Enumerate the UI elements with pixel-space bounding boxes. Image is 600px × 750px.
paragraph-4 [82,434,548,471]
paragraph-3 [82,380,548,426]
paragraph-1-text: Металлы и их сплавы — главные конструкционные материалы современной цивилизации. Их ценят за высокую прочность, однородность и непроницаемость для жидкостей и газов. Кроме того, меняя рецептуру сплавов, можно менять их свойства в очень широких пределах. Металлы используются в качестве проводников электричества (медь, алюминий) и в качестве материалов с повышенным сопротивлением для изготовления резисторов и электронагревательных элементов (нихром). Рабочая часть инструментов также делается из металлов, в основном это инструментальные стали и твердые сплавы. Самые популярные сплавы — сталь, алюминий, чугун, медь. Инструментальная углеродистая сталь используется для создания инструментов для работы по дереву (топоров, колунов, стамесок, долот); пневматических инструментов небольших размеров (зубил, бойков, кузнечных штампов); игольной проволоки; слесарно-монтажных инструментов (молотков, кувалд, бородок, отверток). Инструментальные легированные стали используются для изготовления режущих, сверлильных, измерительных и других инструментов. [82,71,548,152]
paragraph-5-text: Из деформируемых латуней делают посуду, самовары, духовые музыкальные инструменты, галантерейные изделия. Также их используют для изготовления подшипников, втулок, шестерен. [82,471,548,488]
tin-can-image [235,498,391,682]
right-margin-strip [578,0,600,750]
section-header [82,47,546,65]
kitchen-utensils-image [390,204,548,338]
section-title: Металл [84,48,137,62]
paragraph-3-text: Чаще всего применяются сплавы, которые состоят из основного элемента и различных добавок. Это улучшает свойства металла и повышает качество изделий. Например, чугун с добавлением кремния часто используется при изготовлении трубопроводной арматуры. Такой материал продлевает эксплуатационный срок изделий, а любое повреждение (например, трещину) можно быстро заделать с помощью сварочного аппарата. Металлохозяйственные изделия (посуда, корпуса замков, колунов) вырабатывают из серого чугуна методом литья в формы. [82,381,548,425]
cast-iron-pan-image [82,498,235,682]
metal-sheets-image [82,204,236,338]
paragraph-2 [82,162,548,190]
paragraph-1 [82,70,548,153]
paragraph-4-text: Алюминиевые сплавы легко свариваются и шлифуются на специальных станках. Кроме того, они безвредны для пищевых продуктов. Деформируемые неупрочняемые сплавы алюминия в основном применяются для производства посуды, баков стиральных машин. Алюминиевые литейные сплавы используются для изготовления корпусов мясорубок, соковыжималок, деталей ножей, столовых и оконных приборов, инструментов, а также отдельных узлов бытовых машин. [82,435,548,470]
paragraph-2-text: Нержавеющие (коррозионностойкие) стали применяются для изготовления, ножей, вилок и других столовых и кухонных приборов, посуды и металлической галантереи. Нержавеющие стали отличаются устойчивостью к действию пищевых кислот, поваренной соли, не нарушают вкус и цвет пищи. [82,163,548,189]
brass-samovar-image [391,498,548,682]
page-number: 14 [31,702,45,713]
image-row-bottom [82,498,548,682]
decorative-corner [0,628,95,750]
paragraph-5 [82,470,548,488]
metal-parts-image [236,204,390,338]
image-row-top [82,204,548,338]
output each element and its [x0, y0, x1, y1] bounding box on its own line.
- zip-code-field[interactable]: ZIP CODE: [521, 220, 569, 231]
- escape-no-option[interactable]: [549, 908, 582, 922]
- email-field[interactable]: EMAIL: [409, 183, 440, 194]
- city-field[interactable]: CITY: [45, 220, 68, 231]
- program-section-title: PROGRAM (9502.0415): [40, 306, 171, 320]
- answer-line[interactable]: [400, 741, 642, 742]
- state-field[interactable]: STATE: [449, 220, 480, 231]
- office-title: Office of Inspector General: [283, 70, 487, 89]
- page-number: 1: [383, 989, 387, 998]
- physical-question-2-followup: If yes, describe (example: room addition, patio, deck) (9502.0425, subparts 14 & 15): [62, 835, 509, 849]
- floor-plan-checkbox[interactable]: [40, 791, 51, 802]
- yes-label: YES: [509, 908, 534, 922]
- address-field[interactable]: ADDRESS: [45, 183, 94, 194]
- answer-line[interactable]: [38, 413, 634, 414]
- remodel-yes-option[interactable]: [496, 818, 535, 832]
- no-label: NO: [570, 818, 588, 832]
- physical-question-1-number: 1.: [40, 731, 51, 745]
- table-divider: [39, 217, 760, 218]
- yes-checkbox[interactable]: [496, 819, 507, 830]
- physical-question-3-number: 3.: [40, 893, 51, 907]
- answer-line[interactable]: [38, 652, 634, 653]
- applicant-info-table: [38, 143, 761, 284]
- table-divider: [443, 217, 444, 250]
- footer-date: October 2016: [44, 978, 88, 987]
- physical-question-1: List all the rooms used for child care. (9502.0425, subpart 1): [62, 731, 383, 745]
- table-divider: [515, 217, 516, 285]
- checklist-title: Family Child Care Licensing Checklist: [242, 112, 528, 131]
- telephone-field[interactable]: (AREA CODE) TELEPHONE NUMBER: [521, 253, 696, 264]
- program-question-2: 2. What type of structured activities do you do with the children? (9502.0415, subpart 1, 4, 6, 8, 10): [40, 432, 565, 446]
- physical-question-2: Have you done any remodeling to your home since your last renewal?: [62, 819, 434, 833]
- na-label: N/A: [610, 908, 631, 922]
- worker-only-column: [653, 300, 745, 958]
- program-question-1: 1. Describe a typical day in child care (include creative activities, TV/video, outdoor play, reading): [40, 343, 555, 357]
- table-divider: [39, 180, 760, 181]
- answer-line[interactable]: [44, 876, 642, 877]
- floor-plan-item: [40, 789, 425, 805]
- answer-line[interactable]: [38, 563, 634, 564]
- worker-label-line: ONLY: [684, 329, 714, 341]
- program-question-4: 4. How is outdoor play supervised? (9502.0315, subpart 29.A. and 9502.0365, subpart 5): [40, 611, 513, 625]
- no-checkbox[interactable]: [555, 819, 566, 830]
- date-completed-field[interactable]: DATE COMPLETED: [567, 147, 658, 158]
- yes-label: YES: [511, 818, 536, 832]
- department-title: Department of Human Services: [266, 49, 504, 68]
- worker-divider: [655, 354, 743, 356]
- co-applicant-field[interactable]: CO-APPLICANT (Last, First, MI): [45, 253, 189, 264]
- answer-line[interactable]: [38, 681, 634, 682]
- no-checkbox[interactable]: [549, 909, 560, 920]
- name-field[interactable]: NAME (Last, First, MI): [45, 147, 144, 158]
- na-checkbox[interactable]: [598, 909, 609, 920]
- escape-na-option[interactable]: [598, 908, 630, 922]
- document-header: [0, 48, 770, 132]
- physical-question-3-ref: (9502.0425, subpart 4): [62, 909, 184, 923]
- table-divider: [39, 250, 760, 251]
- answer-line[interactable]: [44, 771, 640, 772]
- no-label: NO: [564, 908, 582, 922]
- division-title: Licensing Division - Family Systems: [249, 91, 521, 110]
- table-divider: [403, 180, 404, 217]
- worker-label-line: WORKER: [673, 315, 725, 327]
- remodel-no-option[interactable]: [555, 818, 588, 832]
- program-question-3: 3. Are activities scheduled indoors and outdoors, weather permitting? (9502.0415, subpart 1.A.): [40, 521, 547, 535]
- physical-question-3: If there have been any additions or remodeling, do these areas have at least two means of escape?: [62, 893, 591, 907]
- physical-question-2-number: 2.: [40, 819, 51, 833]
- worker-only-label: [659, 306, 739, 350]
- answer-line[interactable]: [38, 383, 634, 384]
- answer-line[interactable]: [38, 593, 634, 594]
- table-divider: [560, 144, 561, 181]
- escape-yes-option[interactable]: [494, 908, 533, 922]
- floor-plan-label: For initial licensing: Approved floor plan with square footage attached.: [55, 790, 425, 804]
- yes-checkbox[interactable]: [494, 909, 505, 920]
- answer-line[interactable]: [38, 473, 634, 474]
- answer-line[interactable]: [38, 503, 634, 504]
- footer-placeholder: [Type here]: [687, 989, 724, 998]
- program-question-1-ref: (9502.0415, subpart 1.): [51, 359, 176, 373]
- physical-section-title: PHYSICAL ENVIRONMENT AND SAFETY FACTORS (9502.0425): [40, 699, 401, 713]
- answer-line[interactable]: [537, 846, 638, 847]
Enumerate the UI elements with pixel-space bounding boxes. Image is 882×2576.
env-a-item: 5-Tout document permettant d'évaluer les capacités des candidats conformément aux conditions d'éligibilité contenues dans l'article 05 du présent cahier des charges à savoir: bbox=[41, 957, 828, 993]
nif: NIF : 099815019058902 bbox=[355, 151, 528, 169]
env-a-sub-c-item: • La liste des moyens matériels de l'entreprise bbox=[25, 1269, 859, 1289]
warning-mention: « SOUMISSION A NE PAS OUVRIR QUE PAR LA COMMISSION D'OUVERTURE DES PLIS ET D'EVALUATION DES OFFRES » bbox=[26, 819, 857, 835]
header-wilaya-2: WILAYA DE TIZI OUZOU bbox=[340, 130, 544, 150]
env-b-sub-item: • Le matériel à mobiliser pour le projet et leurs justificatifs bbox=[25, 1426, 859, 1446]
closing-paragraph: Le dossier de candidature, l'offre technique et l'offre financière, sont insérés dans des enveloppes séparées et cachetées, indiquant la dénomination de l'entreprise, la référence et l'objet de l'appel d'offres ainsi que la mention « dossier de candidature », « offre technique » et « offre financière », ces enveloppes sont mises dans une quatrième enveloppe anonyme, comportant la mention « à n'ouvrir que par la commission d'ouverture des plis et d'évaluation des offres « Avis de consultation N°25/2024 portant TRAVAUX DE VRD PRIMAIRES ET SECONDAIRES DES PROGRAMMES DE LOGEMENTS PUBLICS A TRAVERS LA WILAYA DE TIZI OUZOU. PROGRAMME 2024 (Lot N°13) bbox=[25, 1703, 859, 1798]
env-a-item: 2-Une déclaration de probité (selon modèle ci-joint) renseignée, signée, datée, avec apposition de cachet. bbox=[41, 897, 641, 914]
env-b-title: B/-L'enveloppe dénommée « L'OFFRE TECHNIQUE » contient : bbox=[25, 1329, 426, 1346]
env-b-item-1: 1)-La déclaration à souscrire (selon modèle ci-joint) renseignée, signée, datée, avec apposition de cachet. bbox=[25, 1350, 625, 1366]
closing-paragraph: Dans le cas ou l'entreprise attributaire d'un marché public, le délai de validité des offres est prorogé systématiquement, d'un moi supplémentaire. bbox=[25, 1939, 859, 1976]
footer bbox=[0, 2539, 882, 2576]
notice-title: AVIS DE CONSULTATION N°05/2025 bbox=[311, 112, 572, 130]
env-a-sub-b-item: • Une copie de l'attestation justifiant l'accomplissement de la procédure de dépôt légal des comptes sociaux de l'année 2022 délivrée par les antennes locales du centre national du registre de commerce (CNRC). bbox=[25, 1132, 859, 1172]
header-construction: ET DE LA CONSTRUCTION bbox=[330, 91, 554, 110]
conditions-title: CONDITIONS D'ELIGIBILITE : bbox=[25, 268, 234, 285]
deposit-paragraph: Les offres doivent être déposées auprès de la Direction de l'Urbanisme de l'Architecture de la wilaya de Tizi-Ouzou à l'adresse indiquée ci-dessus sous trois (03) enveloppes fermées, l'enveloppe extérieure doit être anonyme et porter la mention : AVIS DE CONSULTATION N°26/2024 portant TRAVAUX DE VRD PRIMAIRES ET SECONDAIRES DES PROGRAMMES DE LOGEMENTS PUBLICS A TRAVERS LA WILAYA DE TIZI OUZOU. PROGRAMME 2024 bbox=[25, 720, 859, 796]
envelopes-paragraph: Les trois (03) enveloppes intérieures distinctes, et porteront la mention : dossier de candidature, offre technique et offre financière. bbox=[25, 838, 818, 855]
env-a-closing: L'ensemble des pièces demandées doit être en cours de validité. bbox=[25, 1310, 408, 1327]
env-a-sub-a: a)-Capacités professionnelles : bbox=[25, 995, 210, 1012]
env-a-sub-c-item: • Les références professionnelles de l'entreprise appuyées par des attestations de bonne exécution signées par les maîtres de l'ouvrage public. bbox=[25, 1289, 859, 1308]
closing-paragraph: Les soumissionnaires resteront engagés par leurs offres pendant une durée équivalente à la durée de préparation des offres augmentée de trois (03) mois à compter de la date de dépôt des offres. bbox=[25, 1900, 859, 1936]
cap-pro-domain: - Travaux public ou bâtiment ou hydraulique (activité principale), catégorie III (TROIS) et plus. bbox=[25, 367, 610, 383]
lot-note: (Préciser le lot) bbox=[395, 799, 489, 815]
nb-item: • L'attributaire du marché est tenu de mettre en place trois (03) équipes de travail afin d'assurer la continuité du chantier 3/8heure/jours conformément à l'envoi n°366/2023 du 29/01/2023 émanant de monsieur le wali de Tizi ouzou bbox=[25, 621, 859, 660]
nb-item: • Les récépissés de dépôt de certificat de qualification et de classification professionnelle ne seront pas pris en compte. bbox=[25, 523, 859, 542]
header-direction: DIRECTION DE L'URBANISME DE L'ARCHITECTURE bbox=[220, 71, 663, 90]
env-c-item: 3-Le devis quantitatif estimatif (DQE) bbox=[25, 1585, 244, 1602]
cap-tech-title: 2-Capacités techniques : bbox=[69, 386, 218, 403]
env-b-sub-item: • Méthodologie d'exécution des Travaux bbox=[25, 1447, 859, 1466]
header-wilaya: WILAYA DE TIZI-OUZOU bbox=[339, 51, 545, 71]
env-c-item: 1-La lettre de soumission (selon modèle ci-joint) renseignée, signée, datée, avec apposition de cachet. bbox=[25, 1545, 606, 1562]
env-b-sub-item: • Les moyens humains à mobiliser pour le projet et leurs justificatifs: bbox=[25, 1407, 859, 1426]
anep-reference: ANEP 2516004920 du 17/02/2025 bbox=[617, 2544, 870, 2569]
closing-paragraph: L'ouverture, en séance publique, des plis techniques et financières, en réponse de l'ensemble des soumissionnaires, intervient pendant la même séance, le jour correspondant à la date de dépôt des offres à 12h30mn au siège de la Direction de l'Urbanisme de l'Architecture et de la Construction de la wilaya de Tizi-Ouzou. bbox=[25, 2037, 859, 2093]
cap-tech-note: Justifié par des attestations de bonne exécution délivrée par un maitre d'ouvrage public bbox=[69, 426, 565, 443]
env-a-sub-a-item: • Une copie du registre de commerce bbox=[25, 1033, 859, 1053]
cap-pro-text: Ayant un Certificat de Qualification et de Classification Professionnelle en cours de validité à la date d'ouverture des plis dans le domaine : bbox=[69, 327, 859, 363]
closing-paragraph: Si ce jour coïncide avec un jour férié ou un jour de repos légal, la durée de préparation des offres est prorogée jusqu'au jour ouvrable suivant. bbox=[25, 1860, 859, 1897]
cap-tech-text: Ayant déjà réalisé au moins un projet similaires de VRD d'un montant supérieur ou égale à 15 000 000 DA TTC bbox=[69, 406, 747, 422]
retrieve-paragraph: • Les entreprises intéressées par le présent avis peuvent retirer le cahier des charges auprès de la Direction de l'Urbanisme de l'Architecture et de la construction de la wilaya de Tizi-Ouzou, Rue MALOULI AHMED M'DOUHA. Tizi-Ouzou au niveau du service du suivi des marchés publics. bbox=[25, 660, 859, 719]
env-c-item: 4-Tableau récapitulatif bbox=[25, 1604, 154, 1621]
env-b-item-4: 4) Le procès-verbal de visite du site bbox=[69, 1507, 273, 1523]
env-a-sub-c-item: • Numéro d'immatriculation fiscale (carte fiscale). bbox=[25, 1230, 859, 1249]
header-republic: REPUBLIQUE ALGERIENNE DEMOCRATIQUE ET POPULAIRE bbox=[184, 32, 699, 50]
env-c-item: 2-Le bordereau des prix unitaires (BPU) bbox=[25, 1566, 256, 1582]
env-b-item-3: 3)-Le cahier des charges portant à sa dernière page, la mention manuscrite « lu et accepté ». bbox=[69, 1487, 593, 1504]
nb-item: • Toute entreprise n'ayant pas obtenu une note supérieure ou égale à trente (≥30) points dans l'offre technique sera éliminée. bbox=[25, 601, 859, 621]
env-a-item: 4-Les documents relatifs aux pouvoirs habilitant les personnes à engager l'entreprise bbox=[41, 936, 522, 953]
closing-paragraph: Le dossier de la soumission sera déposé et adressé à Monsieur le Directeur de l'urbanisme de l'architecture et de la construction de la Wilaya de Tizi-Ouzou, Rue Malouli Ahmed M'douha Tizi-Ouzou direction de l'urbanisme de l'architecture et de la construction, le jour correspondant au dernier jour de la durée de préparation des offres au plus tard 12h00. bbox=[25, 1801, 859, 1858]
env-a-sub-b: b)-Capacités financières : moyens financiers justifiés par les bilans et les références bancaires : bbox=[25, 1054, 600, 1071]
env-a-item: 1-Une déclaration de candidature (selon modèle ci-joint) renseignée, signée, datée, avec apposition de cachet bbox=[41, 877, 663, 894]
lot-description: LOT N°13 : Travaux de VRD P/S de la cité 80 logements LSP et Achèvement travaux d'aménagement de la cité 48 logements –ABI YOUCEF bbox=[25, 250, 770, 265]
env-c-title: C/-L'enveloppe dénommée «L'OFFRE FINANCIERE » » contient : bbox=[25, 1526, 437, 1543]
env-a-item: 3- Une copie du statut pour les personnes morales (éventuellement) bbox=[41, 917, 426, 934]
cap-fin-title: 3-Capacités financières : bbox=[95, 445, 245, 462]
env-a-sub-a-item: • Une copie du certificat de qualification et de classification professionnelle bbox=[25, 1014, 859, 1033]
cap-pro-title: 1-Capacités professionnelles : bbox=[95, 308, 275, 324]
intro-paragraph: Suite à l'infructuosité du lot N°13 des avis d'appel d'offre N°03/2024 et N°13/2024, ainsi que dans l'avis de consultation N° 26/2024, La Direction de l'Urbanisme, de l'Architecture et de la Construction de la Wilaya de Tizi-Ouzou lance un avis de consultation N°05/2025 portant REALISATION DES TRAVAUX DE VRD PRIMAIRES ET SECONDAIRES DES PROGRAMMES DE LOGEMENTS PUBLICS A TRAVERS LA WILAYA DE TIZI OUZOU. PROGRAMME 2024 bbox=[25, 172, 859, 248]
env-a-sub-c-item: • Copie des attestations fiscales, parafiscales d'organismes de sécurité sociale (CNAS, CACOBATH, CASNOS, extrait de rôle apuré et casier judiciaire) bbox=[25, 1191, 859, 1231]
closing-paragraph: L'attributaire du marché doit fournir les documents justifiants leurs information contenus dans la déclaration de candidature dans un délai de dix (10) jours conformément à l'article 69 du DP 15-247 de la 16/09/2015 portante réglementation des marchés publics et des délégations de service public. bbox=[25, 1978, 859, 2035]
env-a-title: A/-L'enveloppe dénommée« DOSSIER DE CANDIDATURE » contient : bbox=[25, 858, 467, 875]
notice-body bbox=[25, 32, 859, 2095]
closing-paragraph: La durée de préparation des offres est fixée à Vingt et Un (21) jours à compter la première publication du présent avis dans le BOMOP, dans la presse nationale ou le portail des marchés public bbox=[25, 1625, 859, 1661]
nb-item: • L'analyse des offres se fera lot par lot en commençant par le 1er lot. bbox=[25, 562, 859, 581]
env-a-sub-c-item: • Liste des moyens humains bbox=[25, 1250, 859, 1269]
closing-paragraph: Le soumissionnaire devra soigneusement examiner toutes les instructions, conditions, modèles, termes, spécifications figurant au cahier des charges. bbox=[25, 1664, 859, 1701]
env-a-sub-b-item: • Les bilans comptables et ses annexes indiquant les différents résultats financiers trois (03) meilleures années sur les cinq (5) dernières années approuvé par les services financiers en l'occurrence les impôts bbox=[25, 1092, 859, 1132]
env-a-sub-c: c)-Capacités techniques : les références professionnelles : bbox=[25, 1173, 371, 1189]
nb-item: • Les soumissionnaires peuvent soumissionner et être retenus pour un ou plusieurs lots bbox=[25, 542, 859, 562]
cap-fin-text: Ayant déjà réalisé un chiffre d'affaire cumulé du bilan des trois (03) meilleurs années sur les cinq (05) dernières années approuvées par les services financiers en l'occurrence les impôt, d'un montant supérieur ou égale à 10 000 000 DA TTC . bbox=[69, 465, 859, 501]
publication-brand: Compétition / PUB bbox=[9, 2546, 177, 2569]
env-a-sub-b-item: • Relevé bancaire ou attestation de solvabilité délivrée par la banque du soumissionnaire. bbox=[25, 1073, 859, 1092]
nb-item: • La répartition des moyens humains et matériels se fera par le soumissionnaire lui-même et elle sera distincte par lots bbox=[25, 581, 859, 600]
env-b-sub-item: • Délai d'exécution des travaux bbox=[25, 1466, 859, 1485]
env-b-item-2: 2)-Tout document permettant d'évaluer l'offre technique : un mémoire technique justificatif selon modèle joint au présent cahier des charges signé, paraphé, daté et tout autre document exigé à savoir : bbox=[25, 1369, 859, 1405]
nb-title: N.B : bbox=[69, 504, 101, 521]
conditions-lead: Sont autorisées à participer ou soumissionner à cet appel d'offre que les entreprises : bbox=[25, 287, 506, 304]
────────────────────
Please update the records from their start through the line containing "paragraph-1-text: Металлы и", inclusive, replacing "UI elements" with "interface elements" and leaving everything else unchanged. Give only those lines.

SOLUTION:
Enumerate the interface elements with pixel-space bounding boxes. Image is 600px × 750px.
paragraph-4 [82,434,548,471]
paragraph-3 [82,380,548,426]
paragraph-1-text: Металлы и их сплавы — главные конструкционные материалы современной цивилизации. Их ценят за высокую прочность, однородность и непроницаемость для жидкостей и газов. Кроме того, меняя рецептуру сплавов, можно менять их свойства в очень широких пределах. Металлы используются в качестве проводников электричества (медь, алюминий) и в качестве материалов с повышенным сопротивлением для изготовления резисторов и электронагревательных элементов (нихром). Рабочая часть инструментов также делается из металлов, в основном это инструментальные стали и твердые сплавы. Самые популярные сплавы — сталь, алюминий, чугун, медь. Инструментальная углеродистая сталь используется для создания инструментов для работы по дереву (топоров, колунов, стамесок, долот); пневматических инструментов небольших размеров (зубил, бойков, кузнечных штампов); игольной проволоки; слесарно-монтажных инструментов (молотков, кувалд, бородок, отверток). Инструментальные легированные стали используются для изготовления режущих, сверлильных, измерительных и других инструментов. [82,71,548,152]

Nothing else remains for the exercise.